- **Goal**
Render the following material again verbatim, leaving nothing out.

□ □ □ □ □

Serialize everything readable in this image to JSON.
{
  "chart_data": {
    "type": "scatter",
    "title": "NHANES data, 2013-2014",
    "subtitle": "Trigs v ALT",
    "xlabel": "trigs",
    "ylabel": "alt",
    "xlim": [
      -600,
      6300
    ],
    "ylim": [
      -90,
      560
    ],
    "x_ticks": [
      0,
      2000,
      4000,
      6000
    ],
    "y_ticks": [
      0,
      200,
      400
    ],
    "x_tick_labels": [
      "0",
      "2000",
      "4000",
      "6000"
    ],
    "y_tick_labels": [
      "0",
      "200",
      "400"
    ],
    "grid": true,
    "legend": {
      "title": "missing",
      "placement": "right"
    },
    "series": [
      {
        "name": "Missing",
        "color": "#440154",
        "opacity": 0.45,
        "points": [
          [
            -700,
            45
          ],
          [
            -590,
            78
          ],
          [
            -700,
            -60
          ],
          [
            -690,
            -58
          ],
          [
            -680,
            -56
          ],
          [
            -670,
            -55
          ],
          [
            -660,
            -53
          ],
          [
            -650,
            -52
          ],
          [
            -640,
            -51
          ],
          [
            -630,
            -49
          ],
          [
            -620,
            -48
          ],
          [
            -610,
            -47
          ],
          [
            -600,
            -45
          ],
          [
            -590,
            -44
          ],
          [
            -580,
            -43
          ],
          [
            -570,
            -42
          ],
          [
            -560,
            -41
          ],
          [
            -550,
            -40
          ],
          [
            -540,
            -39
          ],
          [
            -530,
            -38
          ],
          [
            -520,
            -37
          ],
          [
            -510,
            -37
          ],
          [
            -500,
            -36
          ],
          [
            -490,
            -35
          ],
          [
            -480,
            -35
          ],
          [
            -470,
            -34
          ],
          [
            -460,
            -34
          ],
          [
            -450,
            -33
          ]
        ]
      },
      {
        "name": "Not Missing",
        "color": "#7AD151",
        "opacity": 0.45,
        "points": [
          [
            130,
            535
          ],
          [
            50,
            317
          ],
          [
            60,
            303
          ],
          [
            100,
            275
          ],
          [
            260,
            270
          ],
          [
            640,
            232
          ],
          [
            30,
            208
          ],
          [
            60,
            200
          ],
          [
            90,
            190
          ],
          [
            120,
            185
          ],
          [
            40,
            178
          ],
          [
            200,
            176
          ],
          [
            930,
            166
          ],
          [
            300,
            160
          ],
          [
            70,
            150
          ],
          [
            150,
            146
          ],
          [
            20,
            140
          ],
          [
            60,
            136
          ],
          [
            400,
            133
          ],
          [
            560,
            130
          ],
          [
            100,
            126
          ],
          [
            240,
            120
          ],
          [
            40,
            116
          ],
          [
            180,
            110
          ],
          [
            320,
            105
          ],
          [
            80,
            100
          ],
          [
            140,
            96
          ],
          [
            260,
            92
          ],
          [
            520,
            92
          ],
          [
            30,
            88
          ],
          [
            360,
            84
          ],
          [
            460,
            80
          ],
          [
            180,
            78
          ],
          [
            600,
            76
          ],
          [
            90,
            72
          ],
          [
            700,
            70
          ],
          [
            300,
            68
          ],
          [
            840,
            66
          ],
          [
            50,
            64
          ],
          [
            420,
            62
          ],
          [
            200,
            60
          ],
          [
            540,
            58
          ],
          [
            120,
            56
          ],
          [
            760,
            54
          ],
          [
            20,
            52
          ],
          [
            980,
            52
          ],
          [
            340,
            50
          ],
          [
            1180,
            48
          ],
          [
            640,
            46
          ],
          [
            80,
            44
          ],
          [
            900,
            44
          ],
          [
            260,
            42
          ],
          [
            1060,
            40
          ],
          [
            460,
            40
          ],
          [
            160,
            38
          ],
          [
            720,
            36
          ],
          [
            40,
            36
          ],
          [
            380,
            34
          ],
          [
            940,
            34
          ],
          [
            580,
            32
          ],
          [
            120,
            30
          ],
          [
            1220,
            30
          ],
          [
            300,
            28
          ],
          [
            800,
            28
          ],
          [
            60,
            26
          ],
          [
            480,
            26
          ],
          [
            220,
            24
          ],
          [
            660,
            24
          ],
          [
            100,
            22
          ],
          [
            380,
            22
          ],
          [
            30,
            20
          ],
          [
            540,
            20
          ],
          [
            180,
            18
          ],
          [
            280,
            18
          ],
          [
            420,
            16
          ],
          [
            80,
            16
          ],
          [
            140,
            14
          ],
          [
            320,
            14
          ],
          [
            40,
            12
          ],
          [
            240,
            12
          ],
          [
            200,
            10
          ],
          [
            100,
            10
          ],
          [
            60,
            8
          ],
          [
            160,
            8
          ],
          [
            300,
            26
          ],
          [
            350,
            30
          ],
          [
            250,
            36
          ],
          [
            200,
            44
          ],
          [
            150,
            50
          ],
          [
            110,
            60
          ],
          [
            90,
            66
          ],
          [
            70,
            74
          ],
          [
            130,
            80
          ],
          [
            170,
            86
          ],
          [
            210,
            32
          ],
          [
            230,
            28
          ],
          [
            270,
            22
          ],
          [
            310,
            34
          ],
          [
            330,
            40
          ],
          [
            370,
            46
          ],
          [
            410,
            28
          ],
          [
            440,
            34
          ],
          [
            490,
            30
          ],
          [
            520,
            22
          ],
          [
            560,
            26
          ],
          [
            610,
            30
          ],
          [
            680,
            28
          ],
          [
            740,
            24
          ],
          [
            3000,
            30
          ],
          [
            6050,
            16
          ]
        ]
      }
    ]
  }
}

□ □ □ □ □

- **Written answer**
Serialize everything readable in this image to JSON.
{
  "chart_data": {
    "type": "scatter",
    "title": "NHANES data, 2013-2014",
    "subtitle": "Trigs v ALT",
    "xlabel": "trigs",
    "ylabel": "alt",
    "xlim": [
      -600,
      6300
    ],
    "ylim": [
      -90,
      560
    ],
    "x_ticks": [
      0,
      2000,
      4000,
      6000
    ],
    "y_ticks": [
      0,
      200,
      400
    ],
    "x_tick_labels": [
      "0",
      "2000",
      "4000",
      "6000"
    ],
    "y_tick_labels": [
      "0",
      "200",
      "400"
    ],
    "grid": true,
    "legend": {
      "title": "missing",
      "placement": "right"
    },
    "series": [
      {
        "name": "Missing",
        "color": "#440154",
        "opacity": 0.45,
        "points": [
          [
            -700,
            45
          ],
          [
            -590,
            78
          ],
          [
            -700,
            -60
          ],
          [
            -690,
            -58
          ],
          [
            -680,
            -56
          ],
          [
            -670,
            -55
          ],
          [
            -660,
            -53
          ],
          [
            -650,
            -52
          ],
          [
            -640,
            -51
          ],
          [
            -630,
            -49
          ],
          [
            -620,
            -48
          ],
          [
            -610,
            -47
          ],
          [
            -600,
            -45
          ],
          [
            -590,
            -44
          ],
          [
            -580,
            -43
          ],
          [
            -570,
            -42
          ],
          [
            -560,
            -41
          ],
          [
            -550,
            -40
          ],
          [
            -540,
            -39
          ],
          [
            -530,
            -38
          ],
          [
            -520,
            -37
          ],
          [
            -510,
            -37
          ],
          [
            -500,
            -36
          ],
          [
            -490,
            -35
          ],
          [
            -480,
            -35
          ],
          [
            -470,
            -34
          ],
          [
            -460,
            -34
          ],
          [
            -450,
            -33
          ]
        ]
      },
      {
        "name": "Not Missing",
        "color": "#7AD151",
        "opacity": 0.45,
        "points": [
          [
            130,
            535
          ],
          [
            50,
            317
          ],
          [
            60,
            303
          ],
          [
            100,
            275
          ],
          [
            260,
            270
          ],
          [
            640,
            232
          ],
          [
            30,
            208
          ],
          [
            60,
            200
          ],
          [
            90,
            190
          ],
          [
            120,
            185
          ],
          [
            40,
            178
          ],
          [
            200,
            176
          ],
          [
            930,
            166
          ],
          [
            300,
            160
          ],
          [
            70,
            150
          ],
          [
            150,
            146
          ],
          [
            20,
            140
          ],
          [
            60,
            136
          ],
          [
            400,
            133
          ],
          [
            560,
            130
          ],
          [
            100,
            126
          ],
          [
            240,
            120
          ],
          [
            40,
            116
          ],
          [
            180,
            110
          ],
          [
            320,
            105
          ],
          [
            80,
            100
          ],
          [
            140,
            96
          ],
          [
            260,
            92
          ],
          [
            520,
            92
          ],
          [
            30,
            88
          ],
          [
            360,
            84
          ],
          [
            460,
            80
          ],
          [
            180,
            78
          ],
          [
            600,
            76
          ],
          [
            90,
            72
          ],
          [
            700,
            70
          ],
          [
            300,
            68
          ],
          [
            840,
            66
          ],
          [
            50,
            64
          ],
          [
            420,
            62
          ],
          [
            200,
            60
          ],
          [
            540,
            58
          ],
          [
            120,
            56
          ],
          [
            760,
            54
          ],
          [
            20,
            52
          ],
          [
            980,
            52
          ],
          [
            340,
            50
          ],
          [
            1180,
            48
          ],
          [
            640,
            46
          ],
          [
            80,
            44
          ],
          [
            900,
            44
          ],
          [
            260,
            42
          ],
          [
            1060,
            40
          ],
          [
            460,
            40
          ],
          [
            160,
            38
          ],
          [
            720,
            36
          ],
          [
            40,
            36
          ],
          [
            380,
            34
          ],
          [
            940,
            34
          ],
          [
            580,
            32
          ],
          [
            120,
            30
          ],
          [
            1220,
            30
          ],
          [
            300,
            28
          ],
          [
            800,
            28
          ],
          [
            60,
            26
          ],
          [
            480,
            26
          ],
          [
            220,
            24
          ],
          [
            660,
            24
          ],
          [
            100,
            22
          ],
          [
            380,
            22
          ],
          [
            30,
            20
          ],
          [
            540,
            20
          ],
          [
            180,
            18
          ],
          [
            280,
            18
          ],
          [
            420,
            16
          ],
          [
            80,
            16
          ],
          [
            140,
            14
          ],
          [
            320,
            14
          ],
          [
            40,
            12
          ],
          [
            240,
            12
          ],
          [
            200,
            10
          ],
          [
            100,
            10
          ],
          [
            60,
            8
          ],
          [
            160,
            8
          ],
          [
            300,
            26
          ],
          [
            350,
            30
          ],
          [
            250,
            36
          ],
          [
            200,
            44
          ],
          [
            150,
            50
          ],
          [
            110,
            60
          ],
          [
            90,
            66
          ],
          [
            70,
            74
          ],
          [
            130,
            80
          ],
          [
            170,
            86
          ],
          [
            210,
            32
          ],
          [
            230,
            28
          ],
          [
            270,
            22
          ],
          [
            310,
            34
          ],
          [
            330,
            40
          ],
          [
            370,
            46
          ],
          [
            410,
            28
          ],
          [
            440,
            34
          ],
          [
            490,
            30
          ],
          [
            520,
            22
          ],
          [
            560,
            26
          ],
          [
            610,
            30
          ],
          [
            680,
            28
          ],
          [
            740,
            24
          ],
          [
            3000,
            30
          ],
          [
            6050,
            16
          ]
        ]
      }
    ]
  }
}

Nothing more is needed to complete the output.